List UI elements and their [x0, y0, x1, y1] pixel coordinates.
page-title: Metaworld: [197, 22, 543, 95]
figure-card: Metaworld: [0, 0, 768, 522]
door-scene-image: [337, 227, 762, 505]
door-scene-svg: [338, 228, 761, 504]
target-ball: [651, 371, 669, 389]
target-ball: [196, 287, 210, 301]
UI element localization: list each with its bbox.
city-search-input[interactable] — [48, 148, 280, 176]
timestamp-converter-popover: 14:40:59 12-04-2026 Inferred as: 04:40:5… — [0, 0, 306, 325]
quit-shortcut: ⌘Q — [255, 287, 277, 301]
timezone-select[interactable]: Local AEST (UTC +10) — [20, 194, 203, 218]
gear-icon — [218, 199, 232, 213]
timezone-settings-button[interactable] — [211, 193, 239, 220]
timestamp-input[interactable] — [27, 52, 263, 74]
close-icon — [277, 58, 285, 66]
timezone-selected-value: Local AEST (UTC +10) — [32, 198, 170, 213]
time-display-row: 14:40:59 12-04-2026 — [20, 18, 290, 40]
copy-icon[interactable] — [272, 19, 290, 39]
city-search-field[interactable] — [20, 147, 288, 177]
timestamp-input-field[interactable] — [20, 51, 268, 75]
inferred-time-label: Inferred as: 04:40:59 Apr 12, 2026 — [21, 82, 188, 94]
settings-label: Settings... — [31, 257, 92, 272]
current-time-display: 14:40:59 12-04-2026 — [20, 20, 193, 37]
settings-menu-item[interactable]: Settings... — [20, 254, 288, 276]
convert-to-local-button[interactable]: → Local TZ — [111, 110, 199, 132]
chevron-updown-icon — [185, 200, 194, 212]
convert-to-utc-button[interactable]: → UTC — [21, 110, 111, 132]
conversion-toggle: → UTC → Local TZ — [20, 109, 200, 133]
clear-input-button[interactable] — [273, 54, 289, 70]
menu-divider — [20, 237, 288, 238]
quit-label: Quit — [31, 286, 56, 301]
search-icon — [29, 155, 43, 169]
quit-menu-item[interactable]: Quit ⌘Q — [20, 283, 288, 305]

::::::

Reproduce all the data above, swapping "Metaworld" for "MetaWorld Lab" and leaving everything else as it is.

List UI elements and their [x0, y0, x1, y1] pixel coordinates.
page-title: MetaWorld Lab: [197, 22, 543, 95]
figure-card: MetaWorld Lab: [0, 0, 768, 522]
door-scene-image: [337, 227, 762, 505]
door-scene-svg: [338, 228, 761, 504]
target-ball: [651, 371, 669, 389]
target-ball: [196, 287, 210, 301]
UI element localization: list each with its bbox.
city-search-input[interactable] — [48, 148, 280, 176]
timestamp-converter-popover: 14:40:59 12-04-2026 Inferred as: 04:40:5… — [0, 0, 306, 325]
quit-shortcut: ⌘Q — [255, 287, 277, 301]
timezone-select[interactable]: Local AEST (UTC +10) — [20, 194, 203, 218]
gear-icon — [218, 199, 232, 213]
timezone-settings-button[interactable] — [211, 193, 239, 220]
timestamp-input[interactable] — [27, 52, 263, 74]
close-icon — [277, 58, 285, 66]
timezone-selected-value: Local AEST (UTC +10) — [32, 198, 170, 213]
time-display-row: 14:40:59 12-04-2026 — [20, 18, 290, 40]
copy-icon[interactable] — [272, 19, 290, 39]
city-search-field[interactable] — [20, 147, 288, 177]
timestamp-input-field[interactable] — [20, 51, 268, 75]
inferred-time-label: Inferred as: 04:40:59 Apr 12, 2026 — [21, 82, 188, 94]
settings-label: Settings... — [31, 257, 92, 272]
current-time-display: 14:40:59 12-04-2026 — [20, 20, 193, 37]
settings-menu-item[interactable]: Settings... — [20, 254, 288, 276]
convert-to-local-button[interactable]: → Local TZ — [111, 110, 199, 132]
chevron-updown-icon — [185, 200, 194, 212]
convert-to-utc-button[interactable]: → UTC — [21, 110, 111, 132]
conversion-toggle: → UTC → Local TZ — [20, 109, 200, 133]
clear-input-button[interactable] — [273, 54, 289, 70]
menu-divider — [20, 237, 288, 238]
quit-label: Quit — [31, 286, 56, 301]
search-icon — [29, 155, 43, 169]
quit-menu-item[interactable]: Quit ⌘Q — [20, 283, 288, 305]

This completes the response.